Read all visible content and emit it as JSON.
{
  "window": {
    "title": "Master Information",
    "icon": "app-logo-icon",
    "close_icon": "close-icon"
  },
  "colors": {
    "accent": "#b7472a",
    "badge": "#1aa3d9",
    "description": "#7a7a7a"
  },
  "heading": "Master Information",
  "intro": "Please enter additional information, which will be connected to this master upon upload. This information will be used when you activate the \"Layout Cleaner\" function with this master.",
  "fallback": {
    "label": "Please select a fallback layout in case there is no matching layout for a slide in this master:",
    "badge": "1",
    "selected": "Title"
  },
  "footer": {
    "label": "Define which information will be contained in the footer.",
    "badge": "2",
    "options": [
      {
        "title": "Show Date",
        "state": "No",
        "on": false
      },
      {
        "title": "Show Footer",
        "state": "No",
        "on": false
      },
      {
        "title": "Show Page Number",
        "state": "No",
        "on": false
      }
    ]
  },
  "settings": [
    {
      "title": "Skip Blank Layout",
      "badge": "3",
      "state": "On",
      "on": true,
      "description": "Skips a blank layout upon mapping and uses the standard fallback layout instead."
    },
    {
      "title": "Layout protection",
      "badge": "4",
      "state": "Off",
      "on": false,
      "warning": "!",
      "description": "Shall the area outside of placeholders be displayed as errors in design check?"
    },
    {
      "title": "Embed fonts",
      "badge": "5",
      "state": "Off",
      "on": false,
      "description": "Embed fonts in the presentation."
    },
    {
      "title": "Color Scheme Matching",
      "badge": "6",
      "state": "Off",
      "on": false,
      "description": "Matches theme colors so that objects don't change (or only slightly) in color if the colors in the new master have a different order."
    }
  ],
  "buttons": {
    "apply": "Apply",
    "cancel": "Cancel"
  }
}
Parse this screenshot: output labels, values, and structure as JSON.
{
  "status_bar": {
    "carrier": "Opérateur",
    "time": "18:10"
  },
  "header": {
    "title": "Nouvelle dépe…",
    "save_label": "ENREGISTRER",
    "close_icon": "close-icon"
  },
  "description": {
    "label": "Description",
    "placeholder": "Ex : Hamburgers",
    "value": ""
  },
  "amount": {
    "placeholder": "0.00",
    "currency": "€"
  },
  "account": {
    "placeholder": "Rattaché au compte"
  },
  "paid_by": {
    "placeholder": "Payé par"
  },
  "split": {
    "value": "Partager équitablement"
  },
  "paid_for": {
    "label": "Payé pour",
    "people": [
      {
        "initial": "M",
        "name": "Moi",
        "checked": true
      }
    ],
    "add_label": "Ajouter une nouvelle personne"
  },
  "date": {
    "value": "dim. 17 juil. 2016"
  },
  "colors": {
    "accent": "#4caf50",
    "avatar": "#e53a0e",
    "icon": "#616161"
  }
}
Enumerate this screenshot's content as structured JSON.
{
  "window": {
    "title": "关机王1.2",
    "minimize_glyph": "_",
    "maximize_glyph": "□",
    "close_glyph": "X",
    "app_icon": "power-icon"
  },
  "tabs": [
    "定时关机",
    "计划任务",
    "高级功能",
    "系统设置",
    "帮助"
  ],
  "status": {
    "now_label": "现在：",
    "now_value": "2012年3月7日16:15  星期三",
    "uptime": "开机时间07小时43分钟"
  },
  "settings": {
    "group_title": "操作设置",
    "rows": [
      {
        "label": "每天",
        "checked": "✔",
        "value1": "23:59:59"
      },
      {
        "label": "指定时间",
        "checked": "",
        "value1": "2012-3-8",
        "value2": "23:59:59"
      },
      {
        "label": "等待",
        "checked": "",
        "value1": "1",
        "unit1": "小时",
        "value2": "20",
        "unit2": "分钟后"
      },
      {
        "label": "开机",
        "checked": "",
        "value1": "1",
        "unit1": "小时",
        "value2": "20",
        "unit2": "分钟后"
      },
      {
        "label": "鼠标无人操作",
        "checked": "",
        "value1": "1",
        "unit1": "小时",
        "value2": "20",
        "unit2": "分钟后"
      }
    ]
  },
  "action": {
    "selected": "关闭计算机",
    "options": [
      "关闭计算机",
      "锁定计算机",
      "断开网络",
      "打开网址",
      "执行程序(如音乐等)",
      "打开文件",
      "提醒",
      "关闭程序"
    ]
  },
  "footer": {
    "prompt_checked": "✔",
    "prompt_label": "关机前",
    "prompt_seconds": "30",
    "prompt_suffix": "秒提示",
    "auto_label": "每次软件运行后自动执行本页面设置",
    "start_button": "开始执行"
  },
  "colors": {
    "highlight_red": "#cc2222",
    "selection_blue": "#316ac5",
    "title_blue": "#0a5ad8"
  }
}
*-*-*
_WHAT TO PRODUCE:_ In the records above, locate each line with the word "Show". Copy all such lines.

_CORRECT RESPONSE:_
        "title": "Show Date",
        "title": "Show Footer",
        "title": "Show Page Number",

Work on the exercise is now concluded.